Source data:
»»

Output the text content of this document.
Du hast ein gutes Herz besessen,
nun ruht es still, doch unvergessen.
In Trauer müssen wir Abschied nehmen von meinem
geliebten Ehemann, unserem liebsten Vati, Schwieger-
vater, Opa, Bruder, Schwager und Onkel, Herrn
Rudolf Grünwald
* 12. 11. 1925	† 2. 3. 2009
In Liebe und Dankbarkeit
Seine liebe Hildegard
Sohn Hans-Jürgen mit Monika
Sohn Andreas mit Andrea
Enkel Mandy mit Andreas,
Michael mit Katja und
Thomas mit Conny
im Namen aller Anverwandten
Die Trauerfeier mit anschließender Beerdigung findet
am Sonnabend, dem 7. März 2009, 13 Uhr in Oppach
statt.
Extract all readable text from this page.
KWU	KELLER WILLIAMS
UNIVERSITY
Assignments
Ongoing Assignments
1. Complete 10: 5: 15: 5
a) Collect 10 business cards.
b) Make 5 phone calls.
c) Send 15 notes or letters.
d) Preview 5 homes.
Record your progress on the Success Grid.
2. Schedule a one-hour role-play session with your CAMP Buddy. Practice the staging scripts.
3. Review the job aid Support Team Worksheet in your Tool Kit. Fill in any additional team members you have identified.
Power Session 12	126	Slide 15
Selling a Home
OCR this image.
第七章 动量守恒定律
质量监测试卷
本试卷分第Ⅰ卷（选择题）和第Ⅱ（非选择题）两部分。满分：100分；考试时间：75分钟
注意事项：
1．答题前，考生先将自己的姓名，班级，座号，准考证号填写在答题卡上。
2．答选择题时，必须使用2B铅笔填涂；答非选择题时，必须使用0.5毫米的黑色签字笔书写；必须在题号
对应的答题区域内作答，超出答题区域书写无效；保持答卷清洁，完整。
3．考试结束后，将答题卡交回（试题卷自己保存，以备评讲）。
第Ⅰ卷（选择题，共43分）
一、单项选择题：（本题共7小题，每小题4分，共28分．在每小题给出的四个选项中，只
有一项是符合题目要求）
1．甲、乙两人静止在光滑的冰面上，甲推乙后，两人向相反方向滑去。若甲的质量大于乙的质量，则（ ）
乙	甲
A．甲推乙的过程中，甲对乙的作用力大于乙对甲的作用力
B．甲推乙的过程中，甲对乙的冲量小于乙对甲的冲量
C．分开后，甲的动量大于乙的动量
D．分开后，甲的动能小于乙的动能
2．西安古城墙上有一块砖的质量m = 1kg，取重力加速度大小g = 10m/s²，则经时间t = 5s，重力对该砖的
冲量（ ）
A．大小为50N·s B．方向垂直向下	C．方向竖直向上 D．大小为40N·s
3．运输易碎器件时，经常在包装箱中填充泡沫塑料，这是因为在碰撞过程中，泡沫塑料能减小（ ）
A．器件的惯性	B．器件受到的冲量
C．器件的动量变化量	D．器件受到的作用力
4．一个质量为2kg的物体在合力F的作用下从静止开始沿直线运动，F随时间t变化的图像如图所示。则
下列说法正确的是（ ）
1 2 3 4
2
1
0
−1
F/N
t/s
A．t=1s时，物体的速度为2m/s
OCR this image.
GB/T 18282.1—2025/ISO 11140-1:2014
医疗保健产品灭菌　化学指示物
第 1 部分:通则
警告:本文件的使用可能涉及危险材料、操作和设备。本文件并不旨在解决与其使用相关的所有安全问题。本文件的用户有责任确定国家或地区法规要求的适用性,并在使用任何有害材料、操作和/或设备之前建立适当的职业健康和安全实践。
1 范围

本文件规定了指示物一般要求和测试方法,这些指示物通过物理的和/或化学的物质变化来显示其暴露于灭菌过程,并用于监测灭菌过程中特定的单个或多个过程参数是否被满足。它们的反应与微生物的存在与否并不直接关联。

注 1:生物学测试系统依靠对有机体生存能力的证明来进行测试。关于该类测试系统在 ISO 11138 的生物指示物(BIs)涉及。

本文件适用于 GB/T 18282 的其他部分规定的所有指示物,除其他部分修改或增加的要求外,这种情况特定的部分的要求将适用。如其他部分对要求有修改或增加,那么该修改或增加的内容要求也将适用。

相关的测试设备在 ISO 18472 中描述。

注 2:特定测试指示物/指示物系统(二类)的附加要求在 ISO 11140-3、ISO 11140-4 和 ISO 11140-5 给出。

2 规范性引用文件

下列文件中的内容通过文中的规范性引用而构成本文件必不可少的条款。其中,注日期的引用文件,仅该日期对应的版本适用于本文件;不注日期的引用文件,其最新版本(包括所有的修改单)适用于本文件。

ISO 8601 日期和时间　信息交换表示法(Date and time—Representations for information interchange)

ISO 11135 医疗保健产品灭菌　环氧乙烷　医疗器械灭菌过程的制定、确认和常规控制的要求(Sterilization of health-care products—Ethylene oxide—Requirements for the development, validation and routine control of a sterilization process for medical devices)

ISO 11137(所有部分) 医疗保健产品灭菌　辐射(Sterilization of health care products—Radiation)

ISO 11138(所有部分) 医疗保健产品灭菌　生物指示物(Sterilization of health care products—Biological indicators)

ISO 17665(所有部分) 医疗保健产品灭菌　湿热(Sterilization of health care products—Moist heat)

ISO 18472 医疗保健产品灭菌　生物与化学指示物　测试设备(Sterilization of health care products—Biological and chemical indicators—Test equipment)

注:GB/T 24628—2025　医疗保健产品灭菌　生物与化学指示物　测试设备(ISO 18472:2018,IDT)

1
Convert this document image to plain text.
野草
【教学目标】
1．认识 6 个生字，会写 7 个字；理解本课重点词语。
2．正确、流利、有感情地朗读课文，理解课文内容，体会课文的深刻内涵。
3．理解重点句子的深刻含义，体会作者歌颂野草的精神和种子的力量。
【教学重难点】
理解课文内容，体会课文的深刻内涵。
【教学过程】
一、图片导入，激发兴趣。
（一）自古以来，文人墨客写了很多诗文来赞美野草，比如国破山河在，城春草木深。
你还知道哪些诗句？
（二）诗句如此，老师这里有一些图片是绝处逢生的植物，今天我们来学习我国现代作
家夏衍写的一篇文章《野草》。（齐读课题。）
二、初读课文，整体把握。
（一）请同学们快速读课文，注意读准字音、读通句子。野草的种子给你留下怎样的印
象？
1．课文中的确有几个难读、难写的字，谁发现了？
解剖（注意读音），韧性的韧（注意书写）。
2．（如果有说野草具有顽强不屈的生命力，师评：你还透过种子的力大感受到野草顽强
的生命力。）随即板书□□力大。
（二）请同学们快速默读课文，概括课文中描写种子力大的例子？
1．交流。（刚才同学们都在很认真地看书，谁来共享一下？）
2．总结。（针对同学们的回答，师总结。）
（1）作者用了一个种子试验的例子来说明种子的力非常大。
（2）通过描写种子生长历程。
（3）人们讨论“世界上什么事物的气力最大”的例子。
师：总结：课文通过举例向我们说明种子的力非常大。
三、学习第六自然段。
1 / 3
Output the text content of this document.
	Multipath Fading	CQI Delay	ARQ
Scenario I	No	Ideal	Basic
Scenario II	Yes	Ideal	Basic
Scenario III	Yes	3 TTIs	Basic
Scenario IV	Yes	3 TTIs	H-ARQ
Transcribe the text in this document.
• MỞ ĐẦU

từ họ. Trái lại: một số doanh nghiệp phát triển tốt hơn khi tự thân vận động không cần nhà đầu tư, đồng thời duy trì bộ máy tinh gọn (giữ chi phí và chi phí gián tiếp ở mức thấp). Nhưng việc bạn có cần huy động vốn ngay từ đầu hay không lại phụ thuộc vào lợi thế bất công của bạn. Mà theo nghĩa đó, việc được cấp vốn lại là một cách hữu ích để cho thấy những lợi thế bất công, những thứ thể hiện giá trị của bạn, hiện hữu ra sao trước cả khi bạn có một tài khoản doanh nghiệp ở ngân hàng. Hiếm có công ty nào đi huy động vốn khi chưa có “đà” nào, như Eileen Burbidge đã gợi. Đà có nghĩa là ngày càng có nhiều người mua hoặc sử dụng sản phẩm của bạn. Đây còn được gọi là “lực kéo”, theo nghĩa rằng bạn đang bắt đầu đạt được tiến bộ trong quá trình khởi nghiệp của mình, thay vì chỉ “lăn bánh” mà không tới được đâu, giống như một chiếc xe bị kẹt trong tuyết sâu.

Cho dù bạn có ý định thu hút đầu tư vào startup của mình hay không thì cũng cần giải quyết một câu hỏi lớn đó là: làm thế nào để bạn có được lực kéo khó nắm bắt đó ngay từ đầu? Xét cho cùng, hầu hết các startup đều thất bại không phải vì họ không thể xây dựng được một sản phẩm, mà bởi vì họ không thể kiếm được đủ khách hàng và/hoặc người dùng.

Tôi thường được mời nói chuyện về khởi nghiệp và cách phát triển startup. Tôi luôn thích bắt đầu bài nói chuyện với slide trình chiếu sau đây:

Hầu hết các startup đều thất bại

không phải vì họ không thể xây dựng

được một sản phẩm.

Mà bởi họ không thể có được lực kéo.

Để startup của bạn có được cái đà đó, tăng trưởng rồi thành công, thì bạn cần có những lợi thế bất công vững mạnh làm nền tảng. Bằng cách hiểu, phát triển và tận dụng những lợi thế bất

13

««

In the records above, find each line with the word "phải" and copy it.

Answer to this exercise:
Cho dù bạn có ý định thu hút đầu tư vào startup của mình hay không thì cũng cần giải quyết một câu hỏi lớn đó là: làm thế nào để bạn có được lực kéo khó nắm bắt đó ngay từ đầu? Xét cho cùng, hầu hết các startup đều thất bại không phải vì họ không thể xây dựng được một sản phẩm, mà bởi vì họ không thể kiếm được đủ khách hàng và/hoặc người dùng.
không phải vì họ không thể xây dựng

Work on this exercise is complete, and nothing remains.